Given instruction: Gather, from the data below, each line in which the word "coordinate" occurs.
::::::::::
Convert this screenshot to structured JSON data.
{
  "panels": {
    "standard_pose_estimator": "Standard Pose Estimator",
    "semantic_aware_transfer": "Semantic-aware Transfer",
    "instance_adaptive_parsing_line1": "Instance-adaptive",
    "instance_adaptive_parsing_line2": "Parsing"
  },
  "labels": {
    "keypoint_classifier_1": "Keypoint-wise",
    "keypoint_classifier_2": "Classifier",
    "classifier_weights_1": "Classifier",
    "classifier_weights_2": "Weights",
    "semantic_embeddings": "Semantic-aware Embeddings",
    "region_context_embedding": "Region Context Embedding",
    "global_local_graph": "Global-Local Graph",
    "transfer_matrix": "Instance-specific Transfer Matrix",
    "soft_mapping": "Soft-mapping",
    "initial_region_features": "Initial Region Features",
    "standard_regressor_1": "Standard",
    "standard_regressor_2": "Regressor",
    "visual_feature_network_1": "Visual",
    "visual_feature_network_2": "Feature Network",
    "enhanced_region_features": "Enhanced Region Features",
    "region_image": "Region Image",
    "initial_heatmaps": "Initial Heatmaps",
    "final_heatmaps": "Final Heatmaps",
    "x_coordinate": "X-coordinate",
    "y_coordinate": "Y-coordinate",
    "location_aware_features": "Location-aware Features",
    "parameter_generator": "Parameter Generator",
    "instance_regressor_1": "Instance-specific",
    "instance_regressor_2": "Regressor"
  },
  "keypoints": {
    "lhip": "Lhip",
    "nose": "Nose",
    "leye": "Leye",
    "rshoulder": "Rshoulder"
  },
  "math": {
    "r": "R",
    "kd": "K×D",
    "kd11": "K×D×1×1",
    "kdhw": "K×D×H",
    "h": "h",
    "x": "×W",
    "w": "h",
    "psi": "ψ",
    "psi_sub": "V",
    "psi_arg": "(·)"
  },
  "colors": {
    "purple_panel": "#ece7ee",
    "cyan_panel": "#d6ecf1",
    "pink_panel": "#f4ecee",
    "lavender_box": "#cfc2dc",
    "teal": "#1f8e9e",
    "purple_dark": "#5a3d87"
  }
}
::::::::::
Result:
    "x_coordinate": "X-coordinate",
    "y_coordinate": "Y-coordinate",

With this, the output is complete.